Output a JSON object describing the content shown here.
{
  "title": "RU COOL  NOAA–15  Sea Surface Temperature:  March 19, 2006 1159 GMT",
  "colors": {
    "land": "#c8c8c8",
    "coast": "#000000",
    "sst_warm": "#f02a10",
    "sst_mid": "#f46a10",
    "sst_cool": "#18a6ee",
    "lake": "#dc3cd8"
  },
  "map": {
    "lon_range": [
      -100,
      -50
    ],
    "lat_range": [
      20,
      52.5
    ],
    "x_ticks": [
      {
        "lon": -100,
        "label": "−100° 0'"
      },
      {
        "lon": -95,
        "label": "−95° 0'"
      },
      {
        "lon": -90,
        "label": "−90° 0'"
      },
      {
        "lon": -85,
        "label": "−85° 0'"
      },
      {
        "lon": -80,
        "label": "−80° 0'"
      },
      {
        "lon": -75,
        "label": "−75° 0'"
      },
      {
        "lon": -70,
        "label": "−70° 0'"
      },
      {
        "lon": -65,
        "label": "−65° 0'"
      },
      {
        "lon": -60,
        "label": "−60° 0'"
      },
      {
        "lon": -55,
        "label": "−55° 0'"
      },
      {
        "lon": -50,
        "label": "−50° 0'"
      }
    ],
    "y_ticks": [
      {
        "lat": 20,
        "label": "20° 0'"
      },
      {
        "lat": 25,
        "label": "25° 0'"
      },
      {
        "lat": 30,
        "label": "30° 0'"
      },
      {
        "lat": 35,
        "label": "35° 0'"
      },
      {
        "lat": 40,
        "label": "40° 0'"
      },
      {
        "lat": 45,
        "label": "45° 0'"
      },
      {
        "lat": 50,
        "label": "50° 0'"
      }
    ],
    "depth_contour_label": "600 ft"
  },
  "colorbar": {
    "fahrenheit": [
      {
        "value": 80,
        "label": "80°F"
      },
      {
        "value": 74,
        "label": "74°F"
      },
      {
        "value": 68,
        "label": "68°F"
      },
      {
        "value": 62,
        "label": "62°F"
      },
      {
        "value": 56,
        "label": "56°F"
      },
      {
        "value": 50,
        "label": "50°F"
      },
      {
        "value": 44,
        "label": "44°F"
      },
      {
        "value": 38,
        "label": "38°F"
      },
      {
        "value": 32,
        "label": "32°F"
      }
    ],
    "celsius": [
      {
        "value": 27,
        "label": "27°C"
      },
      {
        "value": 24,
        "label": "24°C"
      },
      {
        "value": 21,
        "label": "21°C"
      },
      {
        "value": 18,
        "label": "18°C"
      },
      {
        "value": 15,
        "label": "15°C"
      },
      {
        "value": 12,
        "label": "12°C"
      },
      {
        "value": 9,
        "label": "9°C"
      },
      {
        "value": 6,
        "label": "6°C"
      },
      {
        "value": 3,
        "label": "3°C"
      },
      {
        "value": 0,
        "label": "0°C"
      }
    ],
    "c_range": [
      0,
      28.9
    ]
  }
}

# GOAL:
Give the records above again, word for word.

# RESPONSE BELOW:
Output a JSON object describing the content shown here.
{
  "title": "RU COOL  NOAA–15  Sea Surface Temperature:  March 19, 2006 1159 GMT",
  "colors": {
    "land": "#c8c8c8",
    "coast": "#000000",
    "sst_warm": "#f02a10",
    "sst_mid": "#f46a10",
    "sst_cool": "#18a6ee",
    "lake": "#dc3cd8"
  },
  "map": {
    "lon_range": [
      -100,
      -50
    ],
    "lat_range": [
      20,
      52.5
    ],
    "x_ticks": [
      {
        "lon": -100,
        "label": "−100° 0'"
      },
      {
        "lon": -95,
        "label": "−95° 0'"
      },
      {
        "lon": -90,
        "label": "−90° 0'"
      },
      {
        "lon": -85,
        "label": "−85° 0'"
      },
      {
        "lon": -80,
        "label": "−80° 0'"
      },
      {
        "lon": -75,
        "label": "−75° 0'"
      },
      {
        "lon": -70,
        "label": "−70° 0'"
      },
      {
        "lon": -65,
        "label": "−65° 0'"
      },
      {
        "lon": -60,
        "label": "−60° 0'"
      },
      {
        "lon": -55,
        "label": "−55° 0'"
      },
      {
        "lon": -50,
        "label": "−50° 0'"
      }
    ],
    "y_ticks": [
      {
        "lat": 20,
        "label": "20° 0'"
      },
      {
        "lat": 25,
        "label": "25° 0'"
      },
      {
        "lat": 30,
        "label": "30° 0'"
      },
      {
        "lat": 35,
        "label": "35° 0'"
      },
      {
        "lat": 40,
        "label": "40° 0'"
      },
      {
        "lat": 45,
        "label": "45° 0'"
      },
      {
        "lat": 50,
        "label": "50° 0'"
      }
    ],
    "depth_contour_label": "600 ft"
  },
  "colorbar": {
    "fahrenheit": [
      {
        "value": 80,
        "label": "80°F"
      },
      {
        "value": 74,
        "label": "74°F"
      },
      {
        "value": 68,
        "label": "68°F"
      },
      {
        "value": 62,
        "label": "62°F"
      },
      {
        "value": 56,
        "label": "56°F"
      },
      {
        "value": 50,
        "label": "50°F"
      },
      {
        "value": 44,
        "label": "44°F"
      },
      {
        "value": 38,
        "label": "38°F"
      },
      {
        "value": 32,
        "label": "32°F"
      }
    ],
    "celsius": [
      {
        "value": 27,
        "label": "27°C"
      },
      {
        "value": 24,
        "label": "24°C"
      },
      {
        "value": 21,
        "label": "21°C"
      },
      {
        "value": 18,
        "label": "18°C"
      },
      {
        "value": 15,
        "label": "15°C"
      },
      {
        "value": 12,
        "label": "12°C"
      },
      {
        "value": 9,
        "label": "9°C"
      },
      {
        "value": 6,
        "label": "6°C"
      },
      {
        "value": 3,
        "label": "3°C"
      },
      {
        "value": 0,
        "label": "0°C"
      }
    ],
    "c_range": [
      0,
      28.9
    ]
  }
}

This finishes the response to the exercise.